> [WHAT THE TASK ASKS] All lines in the data bearing the string "Performance" should be identified and copied.
╭──
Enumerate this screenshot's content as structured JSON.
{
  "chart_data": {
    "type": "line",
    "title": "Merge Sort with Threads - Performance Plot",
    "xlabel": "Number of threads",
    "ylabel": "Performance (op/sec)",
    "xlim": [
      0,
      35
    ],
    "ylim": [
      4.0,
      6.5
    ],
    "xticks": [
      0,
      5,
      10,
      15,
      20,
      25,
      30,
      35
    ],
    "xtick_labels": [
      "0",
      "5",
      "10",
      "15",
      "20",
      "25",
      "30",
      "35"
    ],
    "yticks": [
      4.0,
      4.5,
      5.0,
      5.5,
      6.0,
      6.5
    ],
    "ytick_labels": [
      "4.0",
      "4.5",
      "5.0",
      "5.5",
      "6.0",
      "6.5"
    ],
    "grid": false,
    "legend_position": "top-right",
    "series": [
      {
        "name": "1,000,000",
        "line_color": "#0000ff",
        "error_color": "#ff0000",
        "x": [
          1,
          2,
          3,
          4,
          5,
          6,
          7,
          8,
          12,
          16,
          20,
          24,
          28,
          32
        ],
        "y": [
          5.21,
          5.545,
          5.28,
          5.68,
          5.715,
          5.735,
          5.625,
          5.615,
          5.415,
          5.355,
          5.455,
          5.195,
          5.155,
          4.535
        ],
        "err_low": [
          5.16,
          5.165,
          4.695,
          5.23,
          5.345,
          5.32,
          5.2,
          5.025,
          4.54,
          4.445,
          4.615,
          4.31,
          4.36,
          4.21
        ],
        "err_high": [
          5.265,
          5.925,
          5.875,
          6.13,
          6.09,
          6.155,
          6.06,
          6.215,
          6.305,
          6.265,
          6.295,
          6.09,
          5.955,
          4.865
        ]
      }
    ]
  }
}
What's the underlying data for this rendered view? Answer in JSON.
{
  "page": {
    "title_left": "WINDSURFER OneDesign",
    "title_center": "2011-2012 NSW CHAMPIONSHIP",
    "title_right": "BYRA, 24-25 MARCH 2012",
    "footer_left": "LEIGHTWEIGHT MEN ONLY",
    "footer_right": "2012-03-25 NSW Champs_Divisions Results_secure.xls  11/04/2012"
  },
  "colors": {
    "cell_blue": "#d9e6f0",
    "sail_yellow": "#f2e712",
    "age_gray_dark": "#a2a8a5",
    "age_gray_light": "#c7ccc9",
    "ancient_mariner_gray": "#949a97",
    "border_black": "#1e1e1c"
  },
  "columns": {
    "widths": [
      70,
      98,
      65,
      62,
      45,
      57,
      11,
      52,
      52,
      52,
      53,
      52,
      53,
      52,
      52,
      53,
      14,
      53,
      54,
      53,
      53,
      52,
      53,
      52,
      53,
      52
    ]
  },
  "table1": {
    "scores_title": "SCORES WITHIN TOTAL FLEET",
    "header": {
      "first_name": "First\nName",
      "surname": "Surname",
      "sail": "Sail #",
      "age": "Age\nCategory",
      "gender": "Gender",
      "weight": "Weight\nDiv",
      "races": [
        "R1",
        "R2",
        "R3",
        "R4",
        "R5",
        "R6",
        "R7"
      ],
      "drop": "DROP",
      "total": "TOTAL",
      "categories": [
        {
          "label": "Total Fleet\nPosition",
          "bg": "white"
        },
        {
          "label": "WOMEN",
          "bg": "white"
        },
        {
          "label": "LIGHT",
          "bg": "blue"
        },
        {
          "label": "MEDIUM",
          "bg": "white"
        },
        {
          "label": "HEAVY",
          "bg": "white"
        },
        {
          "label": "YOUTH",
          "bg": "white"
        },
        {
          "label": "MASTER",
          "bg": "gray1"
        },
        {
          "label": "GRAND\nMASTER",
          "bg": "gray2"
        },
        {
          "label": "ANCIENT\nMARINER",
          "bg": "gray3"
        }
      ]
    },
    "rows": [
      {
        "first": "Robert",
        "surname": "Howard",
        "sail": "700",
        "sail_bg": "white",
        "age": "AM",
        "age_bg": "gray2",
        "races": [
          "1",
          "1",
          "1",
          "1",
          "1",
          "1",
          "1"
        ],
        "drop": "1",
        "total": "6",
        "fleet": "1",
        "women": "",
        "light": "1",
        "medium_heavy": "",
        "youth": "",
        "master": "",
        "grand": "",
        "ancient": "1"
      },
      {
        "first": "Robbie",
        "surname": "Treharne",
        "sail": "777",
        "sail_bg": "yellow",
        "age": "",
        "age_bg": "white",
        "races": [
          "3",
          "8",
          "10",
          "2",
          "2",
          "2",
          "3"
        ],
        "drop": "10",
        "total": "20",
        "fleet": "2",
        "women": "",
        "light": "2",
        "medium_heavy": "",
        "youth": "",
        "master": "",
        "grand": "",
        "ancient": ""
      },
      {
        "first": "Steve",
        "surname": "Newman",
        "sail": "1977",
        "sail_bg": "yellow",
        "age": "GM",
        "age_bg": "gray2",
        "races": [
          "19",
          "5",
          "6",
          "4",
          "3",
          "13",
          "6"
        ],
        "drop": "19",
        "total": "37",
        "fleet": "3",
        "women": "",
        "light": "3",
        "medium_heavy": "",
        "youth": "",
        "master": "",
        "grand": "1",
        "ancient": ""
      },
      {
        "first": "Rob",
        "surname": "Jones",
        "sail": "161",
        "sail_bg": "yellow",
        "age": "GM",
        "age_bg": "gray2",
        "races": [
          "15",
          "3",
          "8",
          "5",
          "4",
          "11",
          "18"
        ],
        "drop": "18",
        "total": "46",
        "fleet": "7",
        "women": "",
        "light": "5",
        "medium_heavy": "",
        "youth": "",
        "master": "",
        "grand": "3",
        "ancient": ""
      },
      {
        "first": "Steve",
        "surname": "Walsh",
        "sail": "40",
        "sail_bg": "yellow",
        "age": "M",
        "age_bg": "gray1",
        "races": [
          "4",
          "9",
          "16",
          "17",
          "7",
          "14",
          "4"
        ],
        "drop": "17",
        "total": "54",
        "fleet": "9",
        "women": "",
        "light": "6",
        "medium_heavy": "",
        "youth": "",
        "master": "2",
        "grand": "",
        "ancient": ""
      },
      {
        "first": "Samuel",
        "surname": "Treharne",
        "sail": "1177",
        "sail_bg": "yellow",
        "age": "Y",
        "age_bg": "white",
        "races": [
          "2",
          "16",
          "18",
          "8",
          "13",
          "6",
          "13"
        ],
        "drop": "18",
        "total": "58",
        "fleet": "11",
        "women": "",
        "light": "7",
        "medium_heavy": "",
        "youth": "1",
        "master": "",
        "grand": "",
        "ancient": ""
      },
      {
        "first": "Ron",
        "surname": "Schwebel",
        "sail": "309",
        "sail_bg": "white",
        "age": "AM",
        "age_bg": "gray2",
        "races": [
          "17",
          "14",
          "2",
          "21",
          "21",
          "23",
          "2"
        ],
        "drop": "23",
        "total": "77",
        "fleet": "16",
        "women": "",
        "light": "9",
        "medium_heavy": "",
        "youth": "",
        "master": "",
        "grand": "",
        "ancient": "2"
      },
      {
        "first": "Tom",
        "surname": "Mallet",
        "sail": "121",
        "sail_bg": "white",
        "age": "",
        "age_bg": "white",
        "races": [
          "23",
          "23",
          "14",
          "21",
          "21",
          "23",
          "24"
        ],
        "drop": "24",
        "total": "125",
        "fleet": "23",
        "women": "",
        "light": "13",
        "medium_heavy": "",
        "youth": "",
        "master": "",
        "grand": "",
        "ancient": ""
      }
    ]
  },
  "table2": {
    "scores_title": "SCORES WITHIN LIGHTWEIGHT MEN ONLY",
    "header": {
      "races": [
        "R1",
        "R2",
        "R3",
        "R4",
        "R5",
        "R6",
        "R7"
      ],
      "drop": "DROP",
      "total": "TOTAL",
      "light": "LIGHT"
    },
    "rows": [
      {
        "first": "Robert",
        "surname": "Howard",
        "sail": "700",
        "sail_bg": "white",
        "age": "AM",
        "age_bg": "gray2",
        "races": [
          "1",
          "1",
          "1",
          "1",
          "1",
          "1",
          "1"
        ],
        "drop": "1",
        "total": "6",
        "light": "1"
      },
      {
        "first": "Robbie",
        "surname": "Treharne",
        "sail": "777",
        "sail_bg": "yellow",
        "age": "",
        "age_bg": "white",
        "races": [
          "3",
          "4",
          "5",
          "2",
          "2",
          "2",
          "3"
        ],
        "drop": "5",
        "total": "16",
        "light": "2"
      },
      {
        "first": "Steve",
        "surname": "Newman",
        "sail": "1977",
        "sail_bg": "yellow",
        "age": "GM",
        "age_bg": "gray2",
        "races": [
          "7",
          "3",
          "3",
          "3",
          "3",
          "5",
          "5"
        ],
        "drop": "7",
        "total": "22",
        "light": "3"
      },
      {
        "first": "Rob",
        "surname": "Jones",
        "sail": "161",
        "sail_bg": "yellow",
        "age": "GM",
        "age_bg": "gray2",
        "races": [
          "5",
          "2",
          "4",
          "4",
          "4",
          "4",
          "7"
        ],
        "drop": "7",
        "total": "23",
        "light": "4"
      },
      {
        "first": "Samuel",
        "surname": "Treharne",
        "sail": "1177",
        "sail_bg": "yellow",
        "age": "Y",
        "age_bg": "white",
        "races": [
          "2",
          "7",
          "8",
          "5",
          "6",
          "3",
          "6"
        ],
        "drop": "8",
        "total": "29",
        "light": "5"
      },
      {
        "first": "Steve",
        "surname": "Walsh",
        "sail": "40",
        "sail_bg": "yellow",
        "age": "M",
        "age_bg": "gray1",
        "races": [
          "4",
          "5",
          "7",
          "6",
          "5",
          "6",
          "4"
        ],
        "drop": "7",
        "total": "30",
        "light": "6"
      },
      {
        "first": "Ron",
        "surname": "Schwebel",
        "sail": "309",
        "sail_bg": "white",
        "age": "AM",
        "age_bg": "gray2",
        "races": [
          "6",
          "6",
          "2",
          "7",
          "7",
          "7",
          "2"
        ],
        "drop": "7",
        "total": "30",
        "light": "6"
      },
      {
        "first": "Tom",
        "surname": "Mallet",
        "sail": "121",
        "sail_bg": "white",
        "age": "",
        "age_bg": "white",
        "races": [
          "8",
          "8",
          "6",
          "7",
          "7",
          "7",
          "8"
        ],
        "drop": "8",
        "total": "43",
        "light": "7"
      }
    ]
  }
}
╰──
> [REPLY]
    "title": "Merge Sort with Threads - Performance Plot",
    "ylabel": "Performance (op/sec)",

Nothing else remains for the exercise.